CONSIGNE 1
Modifie les entrées en commençant à la toute première ligne et en terminant à celle qui contient "- upper shelf underside: [0, 0, 1000, 17]", incluse : remplace "caption text" par "overlay text" et redonne ces lignes sans aucun autre changement.

Oui, si la conférence des territoires où doit être évoquée la cohésion de ces derniers, se tient à Paris, c’est simplement parce qu’évidemment, tout s’y trouve, et qu’il faut être à Paris pour se demander pourquoi, avec tant de territoires, il y a si peu de cohésion et de moins en moins de cohérence.

Ainsi, alors que la fracture entre Paris et la Province n’a jamais été aussi importante, la question de la décentralisation et de la déconcentration physique de l’Etat jacobin se pose de plus en plus fortement, avec désormais comme seule variable d’ajustement la volonté politique qui permettrait de mettre à jour un nouveau partage territorial.

« Paris n’est pas la France » parait-il… Pourtant, toute la France se concentre à Paris. Deux aéroports internationaux, 7 gares (puisque toutes les voies y mènent), tous les ministères, la totalité des grandes administrations, les deux Assemblées, les hautes juridictions, la Cour des Comptes, l’Inspection Générale des Finances, la Caisse des dépôts, la Banque de France, Le Conseil d’Etat, le Conseil Constitutionnel, les grands musées, les grands Lycées qui mènent aux grandes écoles voisines, les sièges des grandes institutions sportives, syndicales, scientifiques, culturelles, économiques, financières, les services du Premier Ministre et évidemment ceux de la Présidence de la République.

Depuis la délocalisation de l’ENA à Strasbourg en 1991, Paris n’a plus rien laissé échapper à son appétit de contrôle et de concentration.

Dans le même temps, le fossé qui sépare Paris de la Province continue de s’accroitre dangereusement jusqu’à fracturer deux France, politiques, économiques, éducationnelles, culturelles et finalement sociales. L’unité de la République, inscrite dans la Constitution n’est plus totalement garantie et l’Ile de France porte désormais parfaitement son nom, isolée qu’elle est au milieu d’un pays qui ne la comprend plus et qui lui tourne de plus en plus ostensiblement le dos.

L’opposition entre capitales et provinces nationales n’est pas une exception française, mais l’hyper-concentration Parisienne est une exception mondiale. Cette anomalie hexagonale suscite une opposition qui commence à prendre pieds dans une défiance dont se nourrissent bien plus que les simples antagonismes sportifs. Paris et la Province ne se reconnaissent plus et pour ceux qui vivent enfermés dans le fonctionnement cloisonné d’une ville-siège, il n’est plus question de prendre le pouls de notre pays, car ils ne le saisissent plus. Un soir où il nous racontait ses pérégrinations de Zèbre, Alexandre Jardin nous a lancé cette phrase : « À une heure de Paris, il y a un pays qui s’appelle la France. » Comme il a raison.

Il ne s’agit pas ici de vanter les beautés géographiques, géologiques, architecturales ou culturelles d’un pays qui n’a plus à faire la preuve de sa richesse, de sa diversité ou de son génie, mais au contraire de souligner ce qui derrière les apparences d’une unité de façade, fissure la République par la discrimination territoriale et par le fait que finalement, nos lois ne s’appliquent plus totalement de la même manière, notre triptyque n’a plus réellement le même sens et l’espérance plus du tout la même résonance.

(Lignes d'un jeu de données de mise en page)

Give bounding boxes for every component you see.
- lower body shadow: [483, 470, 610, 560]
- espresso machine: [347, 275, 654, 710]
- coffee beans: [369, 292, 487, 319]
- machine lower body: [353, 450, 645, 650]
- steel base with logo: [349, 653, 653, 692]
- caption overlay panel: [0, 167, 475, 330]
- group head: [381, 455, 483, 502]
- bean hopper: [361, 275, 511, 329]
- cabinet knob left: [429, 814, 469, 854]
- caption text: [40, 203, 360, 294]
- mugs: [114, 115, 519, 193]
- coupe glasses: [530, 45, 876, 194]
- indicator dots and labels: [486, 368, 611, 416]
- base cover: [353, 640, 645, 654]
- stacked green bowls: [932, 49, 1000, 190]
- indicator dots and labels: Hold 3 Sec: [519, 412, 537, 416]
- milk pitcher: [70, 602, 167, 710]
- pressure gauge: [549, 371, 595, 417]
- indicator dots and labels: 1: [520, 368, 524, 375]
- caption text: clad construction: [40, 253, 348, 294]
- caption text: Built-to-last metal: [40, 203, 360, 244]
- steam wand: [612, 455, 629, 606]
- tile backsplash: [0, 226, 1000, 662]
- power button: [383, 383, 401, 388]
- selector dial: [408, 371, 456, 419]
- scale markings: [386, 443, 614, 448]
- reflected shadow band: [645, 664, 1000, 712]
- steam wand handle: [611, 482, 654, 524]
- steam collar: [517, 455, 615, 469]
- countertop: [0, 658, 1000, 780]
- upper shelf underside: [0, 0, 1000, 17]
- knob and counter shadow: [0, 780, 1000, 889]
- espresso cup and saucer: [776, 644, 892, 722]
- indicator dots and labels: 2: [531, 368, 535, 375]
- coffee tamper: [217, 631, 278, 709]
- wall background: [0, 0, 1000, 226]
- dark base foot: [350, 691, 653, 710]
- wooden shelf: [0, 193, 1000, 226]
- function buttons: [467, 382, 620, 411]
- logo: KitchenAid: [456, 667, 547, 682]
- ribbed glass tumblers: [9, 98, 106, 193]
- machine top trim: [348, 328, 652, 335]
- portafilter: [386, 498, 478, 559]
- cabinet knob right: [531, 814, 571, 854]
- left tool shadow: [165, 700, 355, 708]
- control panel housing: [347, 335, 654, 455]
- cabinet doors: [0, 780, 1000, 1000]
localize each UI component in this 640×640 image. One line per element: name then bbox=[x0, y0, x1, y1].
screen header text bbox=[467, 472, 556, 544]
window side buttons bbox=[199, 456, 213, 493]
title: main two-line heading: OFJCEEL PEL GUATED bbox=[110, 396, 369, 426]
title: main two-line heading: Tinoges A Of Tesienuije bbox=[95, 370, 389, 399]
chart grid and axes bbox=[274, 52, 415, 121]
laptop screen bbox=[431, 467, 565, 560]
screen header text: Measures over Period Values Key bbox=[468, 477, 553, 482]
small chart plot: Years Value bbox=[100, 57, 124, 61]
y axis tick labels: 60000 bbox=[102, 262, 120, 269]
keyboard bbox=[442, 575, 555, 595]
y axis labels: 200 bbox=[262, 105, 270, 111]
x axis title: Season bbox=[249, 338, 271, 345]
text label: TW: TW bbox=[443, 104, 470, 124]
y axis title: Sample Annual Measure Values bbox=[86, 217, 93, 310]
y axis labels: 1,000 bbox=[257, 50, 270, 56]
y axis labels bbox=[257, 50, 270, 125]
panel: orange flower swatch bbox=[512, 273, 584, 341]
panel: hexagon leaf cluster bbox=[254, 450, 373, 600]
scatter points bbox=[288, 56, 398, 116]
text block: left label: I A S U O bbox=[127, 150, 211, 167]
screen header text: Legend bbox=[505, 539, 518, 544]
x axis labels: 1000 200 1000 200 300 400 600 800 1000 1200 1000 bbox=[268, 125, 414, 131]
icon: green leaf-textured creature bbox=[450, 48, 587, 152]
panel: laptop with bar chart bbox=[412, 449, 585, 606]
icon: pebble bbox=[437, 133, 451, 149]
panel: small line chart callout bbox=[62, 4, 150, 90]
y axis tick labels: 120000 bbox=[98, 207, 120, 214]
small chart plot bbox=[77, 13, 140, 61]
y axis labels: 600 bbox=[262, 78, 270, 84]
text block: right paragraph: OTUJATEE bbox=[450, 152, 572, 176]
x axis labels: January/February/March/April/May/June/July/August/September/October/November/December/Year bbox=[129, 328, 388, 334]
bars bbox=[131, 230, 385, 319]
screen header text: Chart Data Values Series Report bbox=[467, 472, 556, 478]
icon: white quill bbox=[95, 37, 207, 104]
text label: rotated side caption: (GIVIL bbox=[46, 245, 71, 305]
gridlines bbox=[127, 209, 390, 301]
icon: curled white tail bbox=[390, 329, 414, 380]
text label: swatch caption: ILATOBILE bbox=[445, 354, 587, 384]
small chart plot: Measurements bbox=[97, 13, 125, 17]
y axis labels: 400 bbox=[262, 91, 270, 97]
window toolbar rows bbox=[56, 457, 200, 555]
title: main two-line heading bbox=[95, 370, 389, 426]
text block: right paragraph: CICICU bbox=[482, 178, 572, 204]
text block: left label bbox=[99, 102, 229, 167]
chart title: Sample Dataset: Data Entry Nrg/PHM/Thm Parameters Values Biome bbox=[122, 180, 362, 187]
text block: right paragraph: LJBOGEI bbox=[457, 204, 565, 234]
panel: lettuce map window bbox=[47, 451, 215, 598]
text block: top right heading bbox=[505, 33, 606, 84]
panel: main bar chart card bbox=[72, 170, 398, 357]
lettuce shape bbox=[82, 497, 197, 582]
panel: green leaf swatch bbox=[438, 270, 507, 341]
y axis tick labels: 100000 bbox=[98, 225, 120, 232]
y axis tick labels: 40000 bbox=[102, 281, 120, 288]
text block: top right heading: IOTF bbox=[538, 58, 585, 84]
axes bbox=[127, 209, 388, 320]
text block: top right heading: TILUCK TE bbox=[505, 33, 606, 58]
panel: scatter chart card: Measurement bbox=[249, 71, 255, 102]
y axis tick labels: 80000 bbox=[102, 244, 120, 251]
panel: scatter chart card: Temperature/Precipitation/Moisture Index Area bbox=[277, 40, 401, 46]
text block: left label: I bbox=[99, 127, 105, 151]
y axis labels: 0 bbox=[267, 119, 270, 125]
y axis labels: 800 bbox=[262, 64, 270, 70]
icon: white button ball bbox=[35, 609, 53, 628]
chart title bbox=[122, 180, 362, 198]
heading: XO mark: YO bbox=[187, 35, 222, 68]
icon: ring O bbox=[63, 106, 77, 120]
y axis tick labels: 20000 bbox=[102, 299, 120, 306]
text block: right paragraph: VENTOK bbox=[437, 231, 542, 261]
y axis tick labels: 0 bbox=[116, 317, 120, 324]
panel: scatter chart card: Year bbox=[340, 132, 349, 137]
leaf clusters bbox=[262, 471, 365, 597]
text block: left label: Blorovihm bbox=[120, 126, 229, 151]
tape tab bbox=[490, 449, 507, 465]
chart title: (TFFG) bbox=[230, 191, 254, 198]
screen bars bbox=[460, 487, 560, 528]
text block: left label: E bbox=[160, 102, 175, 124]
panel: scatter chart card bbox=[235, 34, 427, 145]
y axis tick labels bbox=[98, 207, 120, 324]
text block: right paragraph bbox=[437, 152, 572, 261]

CONSIGNE 2
Recopie le texte sur Paris et la province en commençant à "Ainsi, alors que" et en terminant à "nouveau partage territorial.".

SOLUTION 1
Give bounding boxes for every component you see.
- lower body shadow: [483, 470, 610, 560]
- espresso machine: [347, 275, 654, 710]
- coffee beans: [369, 292, 487, 319]
- machine lower body: [353, 450, 645, 650]
- steel base with logo: [349, 653, 653, 692]
- caption overlay panel: [0, 167, 475, 330]
- group head: [381, 455, 483, 502]
- bean hopper: [361, 275, 511, 329]
- cabinet knob left: [429, 814, 469, 854]
- overlay text: [40, 203, 360, 294]
- mugs: [114, 115, 519, 193]
- coupe glasses: [530, 45, 876, 194]
- indicator dots and labels: [486, 368, 611, 416]
- base cover: [353, 640, 645, 654]
- stacked green bowls: [932, 49, 1000, 190]
- indicator dots and labels: Hold 3 Sec: [519, 412, 537, 416]
- milk pitcher: [70, 602, 167, 710]
- pressure gauge: [549, 371, 595, 417]
- indicator dots and labels: 1: [520, 368, 524, 375]
- overlay text: clad construction: [40, 253, 348, 294]
- overlay text: Built-to-last metal: [40, 203, 360, 244]
- steam wand: [612, 455, 629, 606]
- tile backsplash: [0, 226, 1000, 662]
- power button: [383, 383, 401, 388]
- selector dial: [408, 371, 456, 419]
- scale markings: [386, 443, 614, 448]
- reflected shadow band: [645, 664, 1000, 712]
- steam wand handle: [611, 482, 654, 524]
- steam collar: [517, 455, 615, 469]
- countertop: [0, 658, 1000, 780]
- upper shelf underside: [0, 0, 1000, 17]

SOLUTION 2
Ainsi, alors que la fracture entre Paris et la Province n’a jamais été aussi importante, la question de la décentralisation et de la déconcentration physique de l’Etat jacobin se pose de plus en plus fortement, avec désormais comme seule variable d’ajustement la volonté politique qui permettrait de mettre à jour un nouveau partage territorial.